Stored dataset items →
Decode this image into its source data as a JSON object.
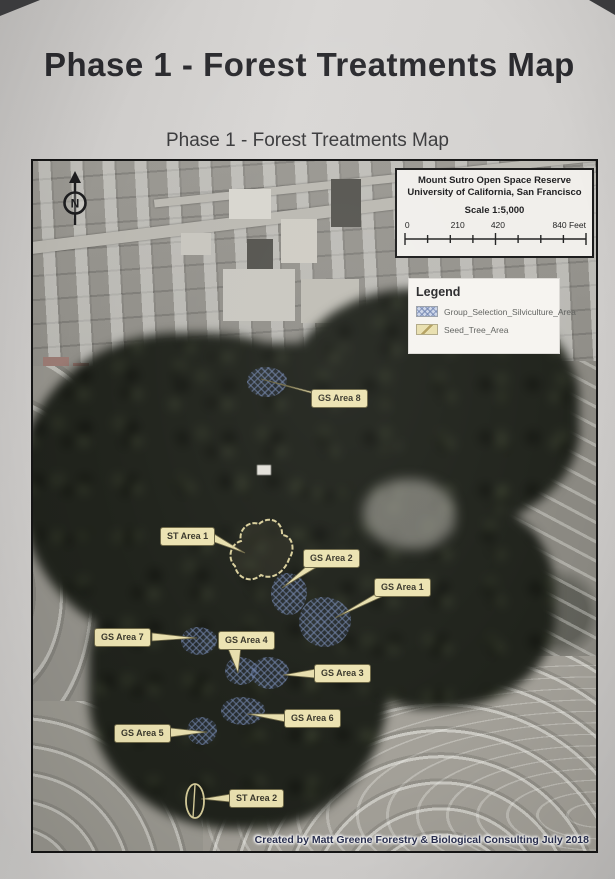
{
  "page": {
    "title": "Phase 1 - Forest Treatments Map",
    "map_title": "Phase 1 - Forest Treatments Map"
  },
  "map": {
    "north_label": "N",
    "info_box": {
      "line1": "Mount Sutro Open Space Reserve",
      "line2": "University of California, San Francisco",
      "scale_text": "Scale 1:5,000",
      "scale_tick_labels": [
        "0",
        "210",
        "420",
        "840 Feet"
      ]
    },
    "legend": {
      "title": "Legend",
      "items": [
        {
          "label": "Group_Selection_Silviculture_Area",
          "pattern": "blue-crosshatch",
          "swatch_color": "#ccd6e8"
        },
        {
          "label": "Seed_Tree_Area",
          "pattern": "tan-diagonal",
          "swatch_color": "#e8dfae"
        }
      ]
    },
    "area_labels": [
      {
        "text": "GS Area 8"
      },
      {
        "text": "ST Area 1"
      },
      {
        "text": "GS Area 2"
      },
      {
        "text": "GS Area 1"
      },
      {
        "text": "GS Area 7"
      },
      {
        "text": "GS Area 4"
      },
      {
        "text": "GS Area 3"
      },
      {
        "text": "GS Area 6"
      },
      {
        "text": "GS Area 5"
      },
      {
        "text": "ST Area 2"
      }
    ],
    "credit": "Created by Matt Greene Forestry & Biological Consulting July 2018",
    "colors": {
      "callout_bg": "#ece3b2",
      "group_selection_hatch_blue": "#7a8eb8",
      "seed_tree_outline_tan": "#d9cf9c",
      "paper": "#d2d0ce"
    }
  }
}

What needs to be done → Reproduce the records verbatim, omitting all images they contain.

Solution →
Decode this image into its source data as a JSON object.
{
  "page": {
    "title": "Phase 1 - Forest Treatments Map",
    "map_title": "Phase 1 - Forest Treatments Map"
  },
  "map": {
    "north_label": "N",
    "info_box": {
      "line1": "Mount Sutro Open Space Reserve",
      "line2": "University of California, San Francisco",
      "scale_text": "Scale 1:5,000",
      "scale_tick_labels": [
        "0",
        "210",
        "420",
        "840 Feet"
      ]
    },
    "legend": {
      "title": "Legend",
      "items": [
        {
          "label": "Group_Selection_Silviculture_Area",
          "pattern": "blue-crosshatch",
          "swatch_color": "#ccd6e8"
        },
        {
          "label": "Seed_Tree_Area",
          "pattern": "tan-diagonal",
          "swatch_color": "#e8dfae"
        }
      ]
    },
    "area_labels": [
      {
        "text": "GS Area 8"
      },
      {
        "text": "ST Area 1"
      },
      {
        "text": "GS Area 2"
      },
      {
        "text": "GS Area 1"
      },
      {
        "text": "GS Area 7"
      },
      {
        "text": "GS Area 4"
      },
      {
        "text": "GS Area 3"
      },
      {
        "text": "GS Area 6"
      },
      {
        "text": "GS Area 5"
      },
      {
        "text": "ST Area 2"
      }
    ],
    "credit": "Created by Matt Greene Forestry & Biological Consulting July 2018",
    "colors": {
      "callout_bg": "#ece3b2",
      "group_selection_hatch_blue": "#7a8eb8",
      "seed_tree_outline_tan": "#d9cf9c",
      "paper": "#d2d0ce"
    }
  }
}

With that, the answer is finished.